** start INFORMATION GIVEN **

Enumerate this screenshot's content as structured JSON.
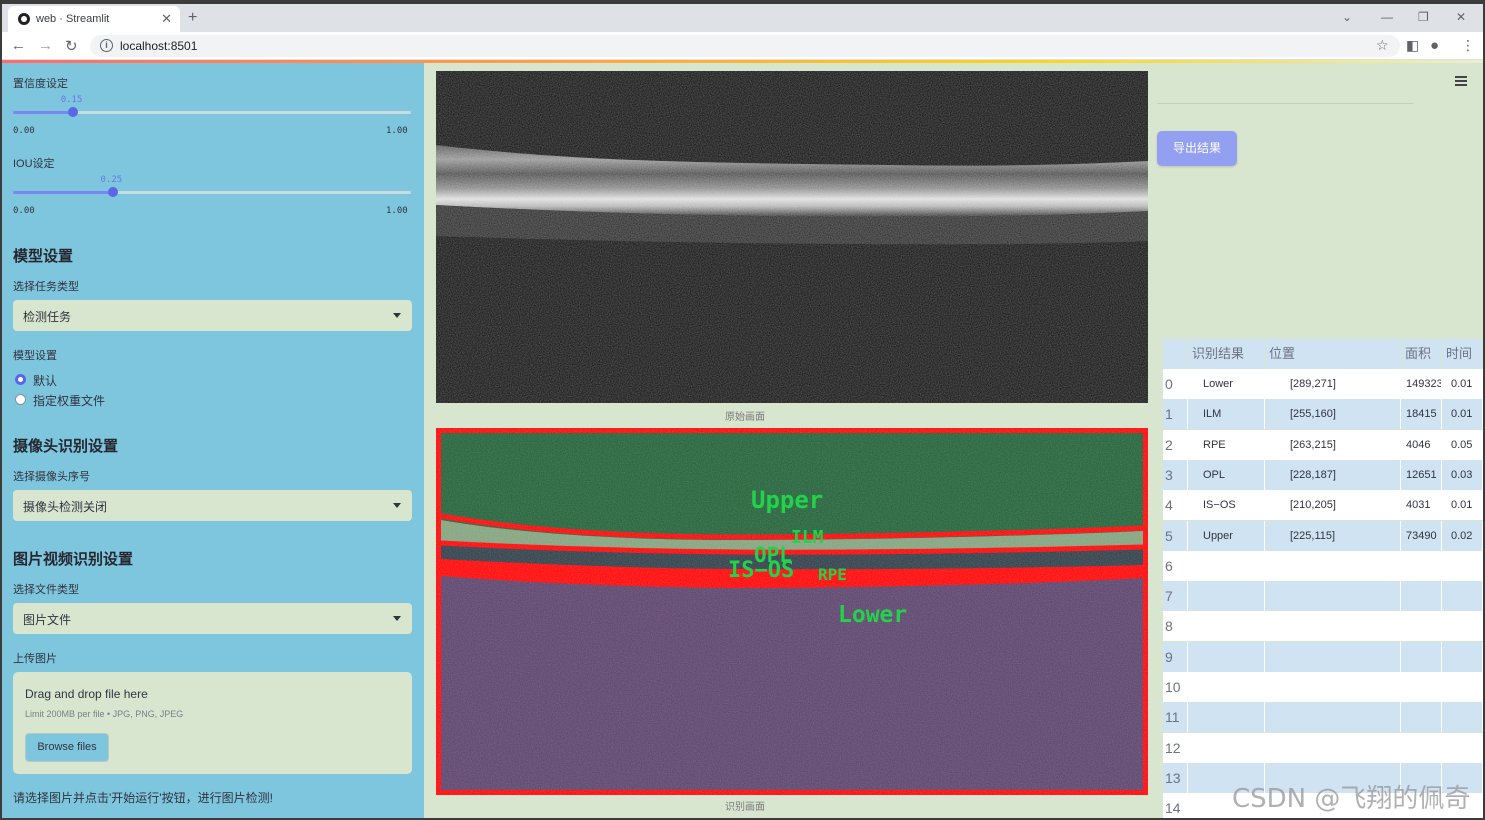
{
  "browser": {
    "tab_title": "web · Streamlit",
    "url": "localhost:8501"
  },
  "sidebar": {
    "confidence_label": "置信度设定",
    "confidence": {
      "value": "0.15",
      "min": "0.00",
      "max": "1.00",
      "fraction": 0.15
    },
    "iou_label": "IOU设定",
    "iou": {
      "value": "0.25",
      "min": "0.00",
      "max": "1.00",
      "fraction": 0.25
    },
    "model_section": "模型设置",
    "task_type_label": "选择任务类型",
    "task_type_value": "检测任务",
    "model_label": "模型设置",
    "model_options": [
      "默认",
      "指定权重文件"
    ],
    "camera_section": "摄像头识别设置",
    "camera_label": "选择摄像头序号",
    "camera_value": "摄像头检测关闭",
    "media_section": "图片视频识别设置",
    "file_type_label": "选择文件类型",
    "file_type_value": "图片文件",
    "upload_label": "上传图片",
    "upload_title": "Drag and drop file here",
    "upload_limit": "Limit 200MB per file • JPG, PNG, JPEG",
    "browse_button": "Browse files",
    "footer_hint": "请选择图片并点击'开始运行'按钮，进行图片检测!"
  },
  "main": {
    "orig_caption": "原始画面",
    "result_caption": "识别画面",
    "labels": [
      "Upper",
      "ILM",
      "OPL",
      "IS−OS",
      "RPE",
      "Lower"
    ],
    "export_button": "导出结果"
  },
  "table": {
    "headers": [
      "",
      "识别结果",
      "位置",
      "面积",
      "时间"
    ],
    "rows": [
      [
        "0",
        "Lower",
        "[289,271]",
        "149323",
        "0.01"
      ],
      [
        "1",
        "ILM",
        "[255,160]",
        "18415",
        "0.01"
      ],
      [
        "2",
        "RPE",
        "[263,215]",
        "4046",
        "0.05"
      ],
      [
        "3",
        "OPL",
        "[228,187]",
        "12651",
        "0.03"
      ],
      [
        "4",
        "IS−OS",
        "[210,205]",
        "4031",
        "0.01"
      ],
      [
        "5",
        "Upper",
        "[225,115]",
        "73490",
        "0.02"
      ],
      [
        "6",
        "",
        "",
        "",
        ""
      ],
      [
        "7",
        "",
        "",
        "",
        ""
      ],
      [
        "8",
        "",
        "",
        "",
        ""
      ],
      [
        "9",
        "",
        "",
        "",
        ""
      ],
      [
        "10",
        "",
        "",
        "",
        ""
      ],
      [
        "11",
        "",
        "",
        "",
        ""
      ],
      [
        "12",
        "",
        "",
        "",
        ""
      ],
      [
        "13",
        "",
        "",
        "",
        ""
      ],
      [
        "14",
        "",
        "",
        "",
        ""
      ]
    ]
  },
  "watermark": "CSDN @飞翔的佩奇",
  "colors": {
    "sidebar": "#7ec6dd",
    "main_bg": "#d9e6cf",
    "accent": "#5b66e8",
    "export_button": "#939ff0",
    "row_even": "#ffffff",
    "row_odd": "#cfe3f2"
  }
}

** end INFORMATION GIVEN **

_THE EXERCISE_
Take the listing and print it again exactly, but without any pictures.

_EXERCISE SOLUTION_
Enumerate this screenshot's content as structured JSON.
{
  "browser": {
    "tab_title": "web · Streamlit",
    "url": "localhost:8501"
  },
  "sidebar": {
    "confidence_label": "置信度设定",
    "confidence": {
      "value": "0.15",
      "min": "0.00",
      "max": "1.00",
      "fraction": 0.15
    },
    "iou_label": "IOU设定",
    "iou": {
      "value": "0.25",
      "min": "0.00",
      "max": "1.00",
      "fraction": 0.25
    },
    "model_section": "模型设置",
    "task_type_label": "选择任务类型",
    "task_type_value": "检测任务",
    "model_label": "模型设置",
    "model_options": [
      "默认",
      "指定权重文件"
    ],
    "camera_section": "摄像头识别设置",
    "camera_label": "选择摄像头序号",
    "camera_value": "摄像头检测关闭",
    "media_section": "图片视频识别设置",
    "file_type_label": "选择文件类型",
    "file_type_value": "图片文件",
    "upload_label": "上传图片",
    "upload_title": "Drag and drop file here",
    "upload_limit": "Limit 200MB per file • JPG, PNG, JPEG",
    "browse_button": "Browse files",
    "footer_hint": "请选择图片并点击'开始运行'按钮，进行图片检测!"
  },
  "main": {
    "orig_caption": "原始画面",
    "result_caption": "识别画面",
    "labels": [
      "Upper",
      "ILM",
      "OPL",
      "IS−OS",
      "RPE",
      "Lower"
    ],
    "export_button": "导出结果"
  },
  "table": {
    "headers": [
      "",
      "识别结果",
      "位置",
      "面积",
      "时间"
    ],
    "rows": [
      [
        "0",
        "Lower",
        "[289,271]",
        "149323",
        "0.01"
      ],
      [
        "1",
        "ILM",
        "[255,160]",
        "18415",
        "0.01"
      ],
      [
        "2",
        "RPE",
        "[263,215]",
        "4046",
        "0.05"
      ],
      [
        "3",
        "OPL",
        "[228,187]",
        "12651",
        "0.03"
      ],
      [
        "4",
        "IS−OS",
        "[210,205]",
        "4031",
        "0.01"
      ],
      [
        "5",
        "Upper",
        "[225,115]",
        "73490",
        "0.02"
      ],
      [
        "6",
        "",
        "",
        "",
        ""
      ],
      [
        "7",
        "",
        "",
        "",
        ""
      ],
      [
        "8",
        "",
        "",
        "",
        ""
      ],
      [
        "9",
        "",
        "",
        "",
        ""
      ],
      [
        "10",
        "",
        "",
        "",
        ""
      ],
      [
        "11",
        "",
        "",
        "",
        ""
      ],
      [
        "12",
        "",
        "",
        "",
        ""
      ],
      [
        "13",
        "",
        "",
        "",
        ""
      ],
      [
        "14",
        "",
        "",
        "",
        ""
      ]
    ]
  },
  "watermark": "CSDN @飞翔的佩奇",
  "colors": {
    "sidebar": "#7ec6dd",
    "main_bg": "#d9e6cf",
    "accent": "#5b66e8",
    "export_button": "#939ff0",
    "row_even": "#ffffff",
    "row_odd": "#cfe3f2"
  }
}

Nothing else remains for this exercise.